'''
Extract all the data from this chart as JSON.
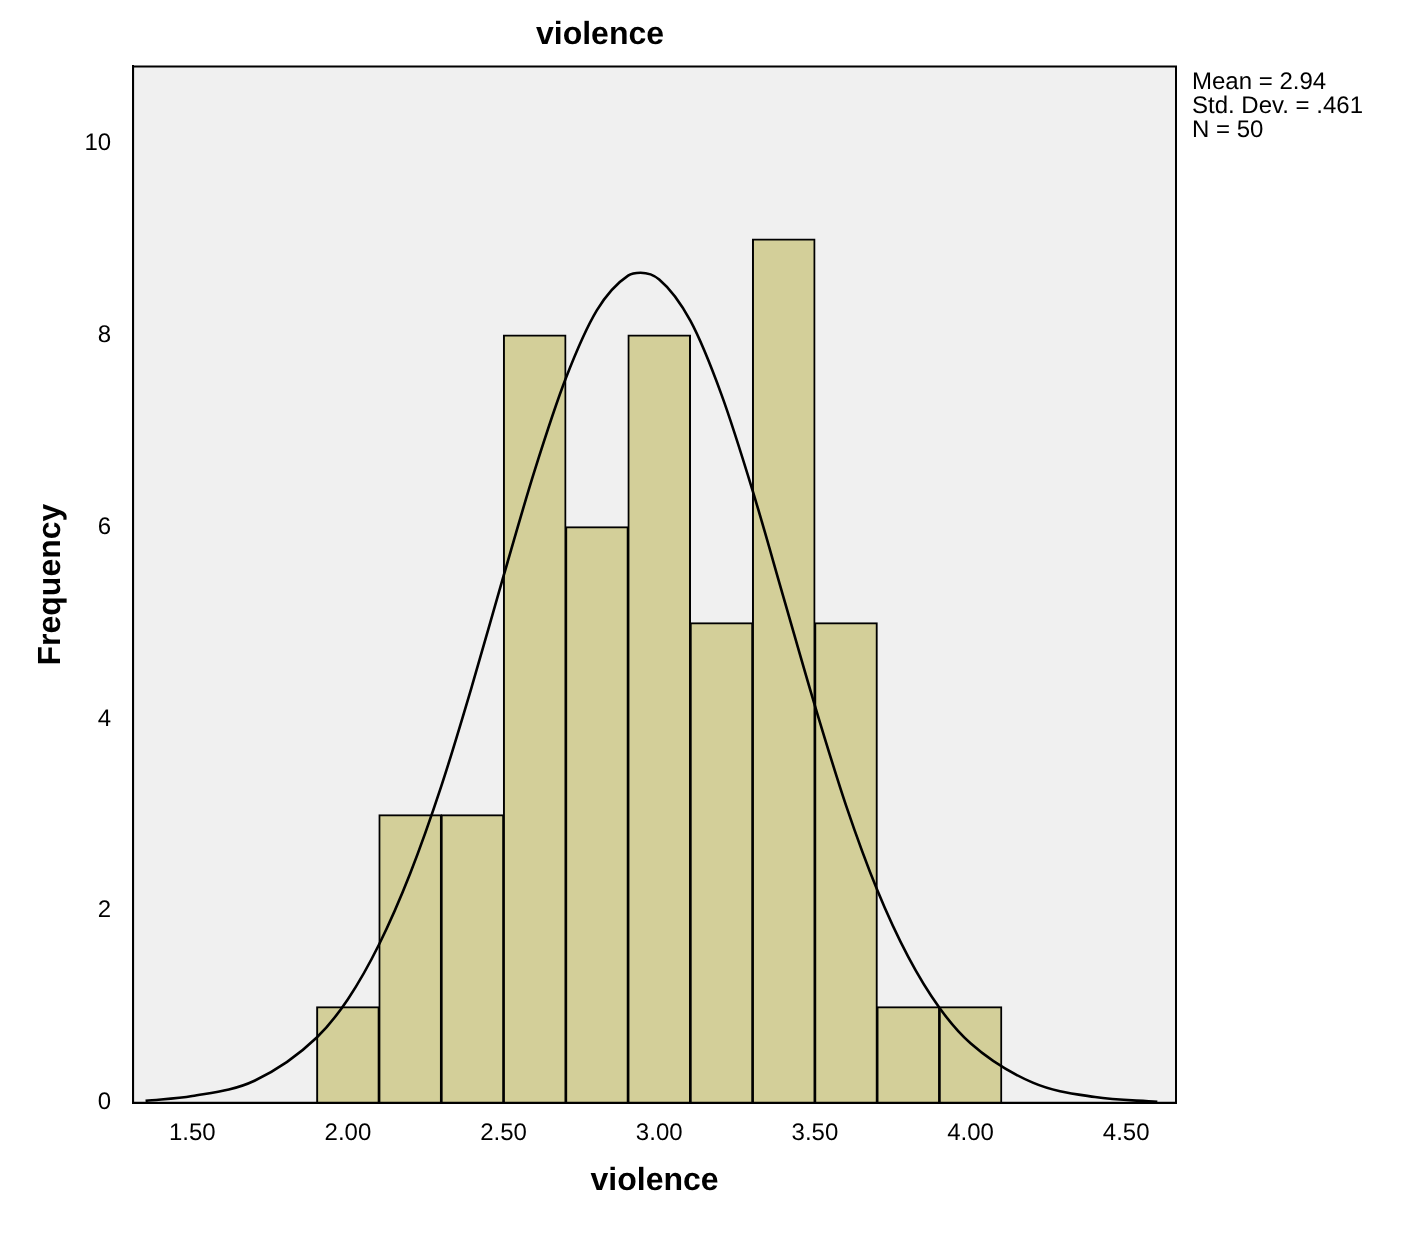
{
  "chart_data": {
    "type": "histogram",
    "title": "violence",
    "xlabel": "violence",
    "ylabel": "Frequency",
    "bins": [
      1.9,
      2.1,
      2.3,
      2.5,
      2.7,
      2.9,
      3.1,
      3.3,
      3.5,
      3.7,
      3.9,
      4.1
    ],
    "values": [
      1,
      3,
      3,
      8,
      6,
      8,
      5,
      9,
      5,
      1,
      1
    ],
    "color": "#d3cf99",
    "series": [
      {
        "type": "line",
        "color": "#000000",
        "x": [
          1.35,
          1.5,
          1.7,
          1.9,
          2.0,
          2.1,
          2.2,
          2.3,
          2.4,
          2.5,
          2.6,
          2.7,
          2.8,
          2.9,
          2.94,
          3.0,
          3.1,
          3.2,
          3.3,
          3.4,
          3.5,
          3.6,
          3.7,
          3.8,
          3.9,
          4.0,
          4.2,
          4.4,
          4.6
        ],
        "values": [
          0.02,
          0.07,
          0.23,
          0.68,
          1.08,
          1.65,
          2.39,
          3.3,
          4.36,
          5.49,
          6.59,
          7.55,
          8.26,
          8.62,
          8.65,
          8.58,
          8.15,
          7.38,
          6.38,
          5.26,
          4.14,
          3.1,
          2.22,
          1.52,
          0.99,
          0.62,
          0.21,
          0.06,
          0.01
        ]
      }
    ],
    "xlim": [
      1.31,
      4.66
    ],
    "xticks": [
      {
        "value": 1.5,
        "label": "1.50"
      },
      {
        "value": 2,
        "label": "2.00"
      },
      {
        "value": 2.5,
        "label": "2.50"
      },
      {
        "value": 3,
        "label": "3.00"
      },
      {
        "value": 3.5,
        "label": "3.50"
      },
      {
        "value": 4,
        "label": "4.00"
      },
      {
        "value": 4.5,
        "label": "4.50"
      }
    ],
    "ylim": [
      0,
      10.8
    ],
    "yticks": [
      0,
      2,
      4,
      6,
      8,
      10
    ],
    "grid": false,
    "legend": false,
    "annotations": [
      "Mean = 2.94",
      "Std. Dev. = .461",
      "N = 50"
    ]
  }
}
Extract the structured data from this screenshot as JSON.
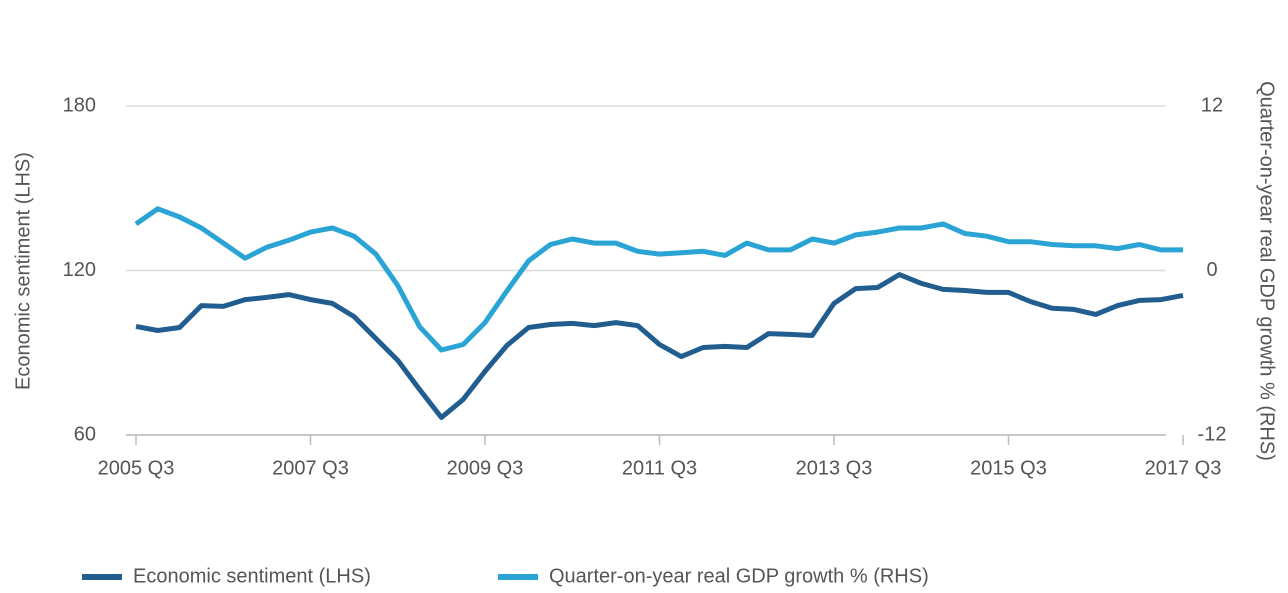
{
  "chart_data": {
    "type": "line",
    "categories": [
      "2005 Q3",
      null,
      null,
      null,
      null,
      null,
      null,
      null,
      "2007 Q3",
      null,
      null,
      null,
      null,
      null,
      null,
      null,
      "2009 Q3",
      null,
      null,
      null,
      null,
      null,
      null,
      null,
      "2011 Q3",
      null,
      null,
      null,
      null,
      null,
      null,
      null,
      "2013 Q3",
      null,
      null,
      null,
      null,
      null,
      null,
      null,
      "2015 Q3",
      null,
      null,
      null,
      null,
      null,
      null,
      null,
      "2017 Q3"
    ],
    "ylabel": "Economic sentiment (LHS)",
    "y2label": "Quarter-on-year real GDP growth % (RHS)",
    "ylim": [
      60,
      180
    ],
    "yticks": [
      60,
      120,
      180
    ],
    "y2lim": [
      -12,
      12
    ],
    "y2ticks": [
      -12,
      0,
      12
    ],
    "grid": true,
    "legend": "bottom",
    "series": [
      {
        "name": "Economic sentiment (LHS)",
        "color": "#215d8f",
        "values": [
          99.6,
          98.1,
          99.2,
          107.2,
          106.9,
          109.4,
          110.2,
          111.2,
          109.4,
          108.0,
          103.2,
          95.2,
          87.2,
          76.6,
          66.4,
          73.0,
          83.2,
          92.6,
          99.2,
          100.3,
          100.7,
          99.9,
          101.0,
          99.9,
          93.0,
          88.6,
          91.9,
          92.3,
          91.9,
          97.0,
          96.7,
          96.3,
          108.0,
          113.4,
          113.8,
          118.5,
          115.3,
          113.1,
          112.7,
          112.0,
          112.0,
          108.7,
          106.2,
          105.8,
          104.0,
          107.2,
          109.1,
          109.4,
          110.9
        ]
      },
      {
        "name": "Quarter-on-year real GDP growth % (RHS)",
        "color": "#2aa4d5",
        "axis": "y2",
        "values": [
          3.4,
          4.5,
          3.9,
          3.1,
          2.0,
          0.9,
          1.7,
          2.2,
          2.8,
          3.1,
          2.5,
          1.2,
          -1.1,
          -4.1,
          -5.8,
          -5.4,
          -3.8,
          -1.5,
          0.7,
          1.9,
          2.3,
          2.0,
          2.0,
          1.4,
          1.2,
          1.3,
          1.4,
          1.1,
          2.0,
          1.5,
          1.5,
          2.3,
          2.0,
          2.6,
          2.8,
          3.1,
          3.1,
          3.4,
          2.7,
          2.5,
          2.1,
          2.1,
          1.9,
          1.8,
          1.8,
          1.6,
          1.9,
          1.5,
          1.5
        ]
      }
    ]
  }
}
'''
Go through the records above, find every line with the word "this", and list those lines.

Extract all the data from this chart as JSON.
Extract the structured data from this screenshot as JSON.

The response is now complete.